Указание 1> Повторите слово в слово отрезок строк, идущих после статьи о поездке Дюма в Россию: от самой первой из этих строк до строки, содержащей "value-label: 3.3% bbox=[417, 367, 454, 384]", включая обе границы.

---+---

"Развесистая клюква" — именно это выражение может прийти на ум, если речь зайдет о воспоминаниях Александра Дюма о визите в Россию. Почему прославленный французский писатель так долго не мог попасть в нашу страну? Почему его обожала российская публика, но невзлюбили отечественные литераторы и журналисты? Какой образ России он создал на страницах своих путевых заметок? И, наконец, сиживал ли Дюма в тени сей обросшей легендами ягоды?
В России имя Александра Дюма-отца было широко известно, его пьесы с большим успехом шли на театральных подмостках Петербурга, а переводы его повестей и романов в 1830–1840-е годы регулярно появлялись в русских журналах. Дюма прекрасно знал об этом, интересовался Россией и очень хотел ее посетить, тем более что французы были наслышаны о радушном приеме и щедрых наградах художника Ораса Верне (см.: "Русский мир.ru" № 8 за 2023 год, статья "Тайная миссия Ораса Верне"), побывавшего в России в 1836 году по приглашению императора Николая I.

ОТ "АЛХИМИКА" К "ЗАПИСКАМ УЧИТЕЛЯ ФЕХТОВАНИЯ"
Создать образ государя-мецената, покровителя искусств и литературы — такова была одна из задач российской дипломатии, ведь после Июльской революции во Франции и особенно после Польского восстания 1830–1831 годов император Николай Павлович стал объектом ненависти либералов и радикалов всех мастей, воспринимавших его как душителя свободы и угнетателя Польши.

---+---

Указание 2> Какой фрагмент статьи о поездке Дюма в Россию начинается словами "Создать образ государя-мецената, покровителя" и заканчивается словами "и угнетателя Польши."? Процитируйте его дословно, включая обе границы.

Переданные строки>
---+---

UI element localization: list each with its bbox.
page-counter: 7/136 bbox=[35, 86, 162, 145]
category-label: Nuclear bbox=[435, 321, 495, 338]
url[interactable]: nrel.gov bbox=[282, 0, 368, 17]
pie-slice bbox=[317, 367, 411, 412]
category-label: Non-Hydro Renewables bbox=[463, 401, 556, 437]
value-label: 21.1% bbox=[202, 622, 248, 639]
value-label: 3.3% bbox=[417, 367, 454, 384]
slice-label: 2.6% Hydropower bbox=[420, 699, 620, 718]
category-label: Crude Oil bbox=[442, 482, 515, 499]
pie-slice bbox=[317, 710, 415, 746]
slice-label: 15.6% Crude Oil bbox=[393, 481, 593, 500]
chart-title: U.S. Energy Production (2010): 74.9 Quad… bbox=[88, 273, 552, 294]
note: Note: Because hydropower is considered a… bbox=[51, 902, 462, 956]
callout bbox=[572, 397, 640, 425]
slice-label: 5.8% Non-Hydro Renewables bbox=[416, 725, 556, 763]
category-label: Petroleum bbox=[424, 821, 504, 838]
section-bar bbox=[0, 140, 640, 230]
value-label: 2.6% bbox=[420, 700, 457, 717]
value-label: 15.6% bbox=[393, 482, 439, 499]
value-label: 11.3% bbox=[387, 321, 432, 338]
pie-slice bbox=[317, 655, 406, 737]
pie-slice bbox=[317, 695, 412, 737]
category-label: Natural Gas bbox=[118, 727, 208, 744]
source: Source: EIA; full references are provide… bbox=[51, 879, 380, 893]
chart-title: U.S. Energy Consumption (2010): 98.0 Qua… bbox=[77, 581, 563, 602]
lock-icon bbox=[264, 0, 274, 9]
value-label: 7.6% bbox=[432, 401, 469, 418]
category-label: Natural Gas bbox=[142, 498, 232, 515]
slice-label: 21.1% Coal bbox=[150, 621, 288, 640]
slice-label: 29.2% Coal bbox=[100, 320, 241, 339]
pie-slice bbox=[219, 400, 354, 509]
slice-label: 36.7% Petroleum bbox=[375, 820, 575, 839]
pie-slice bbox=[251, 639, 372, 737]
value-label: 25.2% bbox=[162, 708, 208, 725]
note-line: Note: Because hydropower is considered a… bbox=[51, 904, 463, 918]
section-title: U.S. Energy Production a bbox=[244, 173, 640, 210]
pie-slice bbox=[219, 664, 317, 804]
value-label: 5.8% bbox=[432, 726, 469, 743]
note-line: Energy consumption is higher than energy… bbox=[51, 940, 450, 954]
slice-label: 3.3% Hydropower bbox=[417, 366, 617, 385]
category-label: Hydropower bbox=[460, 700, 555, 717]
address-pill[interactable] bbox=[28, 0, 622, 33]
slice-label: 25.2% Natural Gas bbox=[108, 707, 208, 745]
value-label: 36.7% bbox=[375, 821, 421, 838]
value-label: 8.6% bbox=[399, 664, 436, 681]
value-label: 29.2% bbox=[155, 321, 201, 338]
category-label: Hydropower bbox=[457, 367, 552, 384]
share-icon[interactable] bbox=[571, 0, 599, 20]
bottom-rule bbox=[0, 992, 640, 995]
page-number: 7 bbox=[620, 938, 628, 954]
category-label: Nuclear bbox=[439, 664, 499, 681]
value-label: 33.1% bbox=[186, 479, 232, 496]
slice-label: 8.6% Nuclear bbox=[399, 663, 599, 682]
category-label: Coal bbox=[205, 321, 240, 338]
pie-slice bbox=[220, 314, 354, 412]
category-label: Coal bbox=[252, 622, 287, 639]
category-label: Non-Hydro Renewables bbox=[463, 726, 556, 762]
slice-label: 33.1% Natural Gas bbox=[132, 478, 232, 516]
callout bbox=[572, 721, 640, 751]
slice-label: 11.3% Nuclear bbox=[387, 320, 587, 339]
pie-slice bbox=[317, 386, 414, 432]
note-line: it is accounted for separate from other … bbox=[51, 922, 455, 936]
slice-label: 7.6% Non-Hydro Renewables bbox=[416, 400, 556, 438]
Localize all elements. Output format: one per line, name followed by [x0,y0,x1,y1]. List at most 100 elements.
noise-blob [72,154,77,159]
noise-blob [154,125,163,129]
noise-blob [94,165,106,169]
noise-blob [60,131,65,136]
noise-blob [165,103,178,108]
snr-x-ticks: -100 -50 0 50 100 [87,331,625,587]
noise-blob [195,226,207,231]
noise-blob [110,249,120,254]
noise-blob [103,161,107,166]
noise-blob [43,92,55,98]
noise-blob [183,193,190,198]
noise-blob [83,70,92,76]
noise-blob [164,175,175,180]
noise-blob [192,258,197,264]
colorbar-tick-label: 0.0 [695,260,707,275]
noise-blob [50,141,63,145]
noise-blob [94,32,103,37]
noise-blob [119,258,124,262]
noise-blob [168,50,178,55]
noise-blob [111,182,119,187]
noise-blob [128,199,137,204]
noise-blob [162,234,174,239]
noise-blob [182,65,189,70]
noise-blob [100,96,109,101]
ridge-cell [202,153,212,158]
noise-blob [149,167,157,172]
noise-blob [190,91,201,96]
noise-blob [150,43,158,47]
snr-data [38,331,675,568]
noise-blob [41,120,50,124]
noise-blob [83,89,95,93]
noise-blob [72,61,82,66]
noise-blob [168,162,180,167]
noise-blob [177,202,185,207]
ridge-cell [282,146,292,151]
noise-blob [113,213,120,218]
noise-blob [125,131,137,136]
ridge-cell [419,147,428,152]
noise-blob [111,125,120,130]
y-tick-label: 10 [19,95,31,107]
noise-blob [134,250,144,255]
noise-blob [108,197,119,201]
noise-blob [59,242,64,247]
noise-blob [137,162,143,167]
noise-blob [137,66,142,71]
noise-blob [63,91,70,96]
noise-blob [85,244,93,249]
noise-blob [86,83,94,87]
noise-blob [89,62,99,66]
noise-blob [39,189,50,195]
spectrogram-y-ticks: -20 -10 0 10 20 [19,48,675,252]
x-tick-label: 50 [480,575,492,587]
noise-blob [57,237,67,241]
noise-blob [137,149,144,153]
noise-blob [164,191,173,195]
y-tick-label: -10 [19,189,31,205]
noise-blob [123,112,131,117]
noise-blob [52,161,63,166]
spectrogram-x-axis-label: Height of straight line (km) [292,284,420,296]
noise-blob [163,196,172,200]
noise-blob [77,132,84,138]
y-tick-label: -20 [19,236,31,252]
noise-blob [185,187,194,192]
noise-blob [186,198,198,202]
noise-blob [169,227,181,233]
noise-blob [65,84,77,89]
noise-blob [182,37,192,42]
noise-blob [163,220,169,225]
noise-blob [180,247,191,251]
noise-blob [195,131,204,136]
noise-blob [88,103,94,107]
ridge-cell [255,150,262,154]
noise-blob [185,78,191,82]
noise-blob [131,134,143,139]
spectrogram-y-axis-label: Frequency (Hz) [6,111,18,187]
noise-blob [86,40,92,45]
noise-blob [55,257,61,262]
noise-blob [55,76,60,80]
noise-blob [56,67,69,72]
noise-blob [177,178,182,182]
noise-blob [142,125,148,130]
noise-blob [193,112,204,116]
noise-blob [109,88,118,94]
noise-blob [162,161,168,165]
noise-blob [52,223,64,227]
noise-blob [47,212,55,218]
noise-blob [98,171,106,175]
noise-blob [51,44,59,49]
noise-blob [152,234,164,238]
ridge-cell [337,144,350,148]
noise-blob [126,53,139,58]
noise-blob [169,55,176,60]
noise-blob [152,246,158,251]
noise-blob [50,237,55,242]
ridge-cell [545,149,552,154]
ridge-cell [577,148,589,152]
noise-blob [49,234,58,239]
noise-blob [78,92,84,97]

---+---

Итог задания 1>
UI element localization: list each with its bbox.
page-counter: 7/136 bbox=[35, 86, 162, 145]
category-label: Nuclear bbox=[435, 321, 495, 338]
url[interactable]: nrel.gov bbox=[282, 0, 368, 17]
pie-slice bbox=[317, 367, 411, 412]
category-label: Non-Hydro Renewables bbox=[463, 401, 556, 437]
value-label: 21.1% bbox=[202, 622, 248, 639]
value-label: 3.3% bbox=[417, 367, 454, 384]

Итог задания 2>
Создать образ государя-мецената, покровителя искусств и литературы — такова была одна из задач российской дипломатии, ведь после Июльской революции во Франции и особенно после Польского восстания 1830–1831 годов император Николай Павлович стал объектом ненависти либералов и радикалов всех мастей, воспринимавших его как душителя свободы и угнетателя Польши.